2 réponses à “Code en français”

  1. Avatar de Pierre
    Pierre

    Dans la même veine, j’avais lu des articles sur 2 études américaines qui soulevaient ces problématiques du risque de l’uniformisation, que ce soit par le logiciel ou par la langue:

    – une de l’armée américaine qui constatait que tous les aides de camps (ce qui préparent les documents et discours de leurs général ou amiral ou …) utilisaient PowerPoint ce qui avaient pour effet délétère d’uniformiser et d’empêcher l’émergence d’idées originales, au bout de quelques années tous utilisaient les mêmes PowerPoint, … la conclusion étant qu’au final la stratégie de l’armée était peu à peu nivelée à cause de l’usage de ce logiciel unique

    – un de je ne sais plus qui, qui implorait les universités de demander à leurs étudiants étrangers de rédiger leurs thèses dans leur langue maternelle et non plus en anglais systématiquement car le rapport constatait que les étudiants n’ont jamais une maitrise suffisante de la langue du pays dans lequel ils sont pour exprimer des idées complexes, cela rejoint ce qui est dit ici, adopter l’anglais alors que personne ne le parle vraiment (comme mentionné, oui pour lire des notices techniques, mais pour vraiment exprimer des idées c’est une autre affaire), donc encore une fois risque de nivellement par le bas dans ce qu’on exprime.

▶ **EXERCICES**:
a) D'après l'extrait, pourquoi le rapport demandait-il aux universités que leurs étudiants étrangers rédigent leurs thèses dans leur langue maternelle plutôt qu'en anglais ? Répondez en une à trois phrases.
b) Répondez aux questions suivantes à partir de l'extrait.
(i) Quel logiciel les aides de camp utilisaient-ils tous ?
(ii) Selon l'extrait, quelle est la tâche des aides de camp ?
(iii) Dans quelle langue les étudiants étrangers rédigeaient-ils systématiquement leurs thèses ?
c) Les affirmations suivantes sont-elles conformes à l'extrait ? Répondez par oui ou par non et citez les mots de l'extrait qui tranchent.
(i) L'auteur évoque deux études américaines.
(ii) L'auteur se souvient de l'origine de la seconde étude.
(iii) L'auteur admet que l'anglais permet de lire des notices techniques.

▶ **LIGNES FOURNIES**:

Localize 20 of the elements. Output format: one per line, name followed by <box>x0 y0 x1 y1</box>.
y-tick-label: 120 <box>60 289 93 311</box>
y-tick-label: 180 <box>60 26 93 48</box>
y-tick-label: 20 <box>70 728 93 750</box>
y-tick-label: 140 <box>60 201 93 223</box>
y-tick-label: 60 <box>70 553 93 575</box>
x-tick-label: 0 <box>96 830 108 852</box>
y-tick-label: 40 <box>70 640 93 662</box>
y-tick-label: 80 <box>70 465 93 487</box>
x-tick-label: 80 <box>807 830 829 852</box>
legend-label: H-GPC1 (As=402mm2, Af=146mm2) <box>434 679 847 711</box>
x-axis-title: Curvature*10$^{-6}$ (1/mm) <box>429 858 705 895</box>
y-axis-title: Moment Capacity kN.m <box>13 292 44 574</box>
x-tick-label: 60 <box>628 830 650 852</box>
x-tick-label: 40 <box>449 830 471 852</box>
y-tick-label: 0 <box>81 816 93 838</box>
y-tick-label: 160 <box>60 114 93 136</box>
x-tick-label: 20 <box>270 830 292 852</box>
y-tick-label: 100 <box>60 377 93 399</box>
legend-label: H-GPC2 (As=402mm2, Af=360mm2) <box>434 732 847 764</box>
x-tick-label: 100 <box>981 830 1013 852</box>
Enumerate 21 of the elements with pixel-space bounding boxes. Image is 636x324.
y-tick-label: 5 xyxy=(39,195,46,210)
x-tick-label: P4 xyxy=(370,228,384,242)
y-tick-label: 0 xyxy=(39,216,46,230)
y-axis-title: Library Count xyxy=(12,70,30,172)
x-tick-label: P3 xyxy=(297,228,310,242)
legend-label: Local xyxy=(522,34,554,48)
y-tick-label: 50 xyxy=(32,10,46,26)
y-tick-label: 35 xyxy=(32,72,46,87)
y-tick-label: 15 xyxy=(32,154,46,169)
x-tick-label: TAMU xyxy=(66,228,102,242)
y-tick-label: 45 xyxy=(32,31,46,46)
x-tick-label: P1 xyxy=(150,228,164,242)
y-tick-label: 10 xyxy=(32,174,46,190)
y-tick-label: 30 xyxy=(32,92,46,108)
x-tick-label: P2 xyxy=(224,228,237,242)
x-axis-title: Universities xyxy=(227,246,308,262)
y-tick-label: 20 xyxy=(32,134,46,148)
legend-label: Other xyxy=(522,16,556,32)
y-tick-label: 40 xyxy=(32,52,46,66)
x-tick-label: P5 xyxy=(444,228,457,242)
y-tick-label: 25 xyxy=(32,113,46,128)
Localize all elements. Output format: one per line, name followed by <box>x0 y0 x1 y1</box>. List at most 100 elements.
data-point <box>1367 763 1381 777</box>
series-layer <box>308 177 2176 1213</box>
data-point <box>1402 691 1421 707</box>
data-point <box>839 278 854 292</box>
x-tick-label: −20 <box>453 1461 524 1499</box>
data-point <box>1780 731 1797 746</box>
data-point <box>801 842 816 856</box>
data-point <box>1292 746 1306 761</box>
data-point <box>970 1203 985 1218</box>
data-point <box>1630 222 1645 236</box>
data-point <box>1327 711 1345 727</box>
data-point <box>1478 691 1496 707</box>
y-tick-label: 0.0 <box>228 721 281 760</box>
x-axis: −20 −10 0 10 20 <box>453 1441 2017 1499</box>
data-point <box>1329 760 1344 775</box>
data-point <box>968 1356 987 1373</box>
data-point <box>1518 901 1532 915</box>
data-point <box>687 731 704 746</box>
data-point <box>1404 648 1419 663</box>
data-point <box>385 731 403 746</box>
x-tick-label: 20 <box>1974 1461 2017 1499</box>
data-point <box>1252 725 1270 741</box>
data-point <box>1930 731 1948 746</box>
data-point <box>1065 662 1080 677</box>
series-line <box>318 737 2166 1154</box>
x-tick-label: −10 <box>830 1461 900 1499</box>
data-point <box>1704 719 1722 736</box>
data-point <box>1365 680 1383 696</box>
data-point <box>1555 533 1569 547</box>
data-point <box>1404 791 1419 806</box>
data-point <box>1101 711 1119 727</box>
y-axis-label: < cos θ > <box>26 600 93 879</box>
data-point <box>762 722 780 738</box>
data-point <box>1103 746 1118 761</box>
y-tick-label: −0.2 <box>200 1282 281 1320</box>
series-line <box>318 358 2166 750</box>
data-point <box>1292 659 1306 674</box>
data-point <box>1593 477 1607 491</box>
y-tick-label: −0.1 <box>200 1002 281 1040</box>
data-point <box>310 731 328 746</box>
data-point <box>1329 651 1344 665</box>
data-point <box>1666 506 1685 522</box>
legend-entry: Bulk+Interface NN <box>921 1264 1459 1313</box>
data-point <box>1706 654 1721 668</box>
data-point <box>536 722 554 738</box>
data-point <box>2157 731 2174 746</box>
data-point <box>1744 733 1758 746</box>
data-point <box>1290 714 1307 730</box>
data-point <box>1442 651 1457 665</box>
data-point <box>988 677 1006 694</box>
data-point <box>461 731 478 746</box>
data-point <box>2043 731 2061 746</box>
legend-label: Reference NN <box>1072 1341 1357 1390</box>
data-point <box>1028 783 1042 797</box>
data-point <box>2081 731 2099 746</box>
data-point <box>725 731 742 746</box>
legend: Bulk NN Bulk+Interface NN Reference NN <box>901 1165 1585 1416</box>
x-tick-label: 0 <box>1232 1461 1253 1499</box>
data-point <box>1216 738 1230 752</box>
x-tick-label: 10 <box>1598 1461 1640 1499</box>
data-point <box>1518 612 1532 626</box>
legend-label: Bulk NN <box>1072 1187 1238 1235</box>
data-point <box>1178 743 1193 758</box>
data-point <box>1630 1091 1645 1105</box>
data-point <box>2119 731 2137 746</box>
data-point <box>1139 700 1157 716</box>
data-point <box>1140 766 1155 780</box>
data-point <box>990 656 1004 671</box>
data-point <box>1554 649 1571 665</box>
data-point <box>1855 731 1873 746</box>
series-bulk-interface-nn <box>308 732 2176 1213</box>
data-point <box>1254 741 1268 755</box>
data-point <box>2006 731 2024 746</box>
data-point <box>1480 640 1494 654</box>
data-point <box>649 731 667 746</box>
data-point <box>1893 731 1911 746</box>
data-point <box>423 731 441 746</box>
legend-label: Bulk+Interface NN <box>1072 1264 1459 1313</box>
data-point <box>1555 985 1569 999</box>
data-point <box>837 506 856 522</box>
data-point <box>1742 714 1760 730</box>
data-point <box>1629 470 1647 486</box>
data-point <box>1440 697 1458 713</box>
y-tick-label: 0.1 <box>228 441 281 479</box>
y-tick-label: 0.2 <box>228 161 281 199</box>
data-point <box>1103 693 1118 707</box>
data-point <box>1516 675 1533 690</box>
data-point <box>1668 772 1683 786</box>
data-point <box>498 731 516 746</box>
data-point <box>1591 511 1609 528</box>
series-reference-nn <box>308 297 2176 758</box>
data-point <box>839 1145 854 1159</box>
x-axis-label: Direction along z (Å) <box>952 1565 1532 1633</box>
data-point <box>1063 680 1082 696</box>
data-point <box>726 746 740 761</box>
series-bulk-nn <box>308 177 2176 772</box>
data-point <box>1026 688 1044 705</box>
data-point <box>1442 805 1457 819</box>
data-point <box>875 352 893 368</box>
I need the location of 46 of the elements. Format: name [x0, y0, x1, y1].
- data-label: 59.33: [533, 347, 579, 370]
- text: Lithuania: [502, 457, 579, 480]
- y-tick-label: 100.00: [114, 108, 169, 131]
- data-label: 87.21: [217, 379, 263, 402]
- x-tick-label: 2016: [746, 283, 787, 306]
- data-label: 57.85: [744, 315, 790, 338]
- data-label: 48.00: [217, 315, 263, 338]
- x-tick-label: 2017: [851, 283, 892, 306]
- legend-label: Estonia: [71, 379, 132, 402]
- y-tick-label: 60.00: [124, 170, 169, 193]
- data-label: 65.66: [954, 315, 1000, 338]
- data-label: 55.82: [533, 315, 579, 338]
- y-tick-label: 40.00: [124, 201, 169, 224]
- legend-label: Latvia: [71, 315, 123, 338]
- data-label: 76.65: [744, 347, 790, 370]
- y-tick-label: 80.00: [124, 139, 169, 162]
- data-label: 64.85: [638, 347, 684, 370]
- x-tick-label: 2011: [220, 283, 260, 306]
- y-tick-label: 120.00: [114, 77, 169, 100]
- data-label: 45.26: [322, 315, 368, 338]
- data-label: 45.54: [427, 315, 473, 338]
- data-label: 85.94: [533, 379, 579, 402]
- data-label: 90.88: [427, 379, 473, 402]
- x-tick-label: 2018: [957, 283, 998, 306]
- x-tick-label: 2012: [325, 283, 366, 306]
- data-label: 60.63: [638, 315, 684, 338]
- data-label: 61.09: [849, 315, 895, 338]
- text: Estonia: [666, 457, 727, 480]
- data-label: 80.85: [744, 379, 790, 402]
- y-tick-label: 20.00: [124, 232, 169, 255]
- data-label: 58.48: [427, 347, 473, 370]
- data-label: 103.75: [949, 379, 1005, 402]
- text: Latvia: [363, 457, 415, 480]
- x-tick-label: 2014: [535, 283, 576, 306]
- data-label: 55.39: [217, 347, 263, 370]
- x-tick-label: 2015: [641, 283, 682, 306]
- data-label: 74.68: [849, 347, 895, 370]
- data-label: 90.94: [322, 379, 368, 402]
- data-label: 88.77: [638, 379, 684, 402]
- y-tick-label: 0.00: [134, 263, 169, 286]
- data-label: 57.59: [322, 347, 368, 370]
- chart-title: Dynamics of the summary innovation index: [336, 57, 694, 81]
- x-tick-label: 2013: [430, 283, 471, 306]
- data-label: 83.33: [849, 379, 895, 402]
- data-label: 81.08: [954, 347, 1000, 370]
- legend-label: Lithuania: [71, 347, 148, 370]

▶ **CORRIGÉS**:
a) Le rapport constatait que les étudiants n'ont jamais une maîtrise suffisante de la langue du pays où ils se trouvent pour exprimer des idées complexes. Écrire systématiquement en anglais les expose donc à un nivellement par le bas de ce qu'ils expriment.

b)
(i) PowerPoint.
(ii) Ils préparent les documents et les discours de leur général ou de leur amiral.
(iii) En anglais.

c)
(i) Oui : « 2 études américaines ».
(ii) Non : « un de je ne sais plus qui ».
(iii) Oui : « oui pour lire des notices techniques ».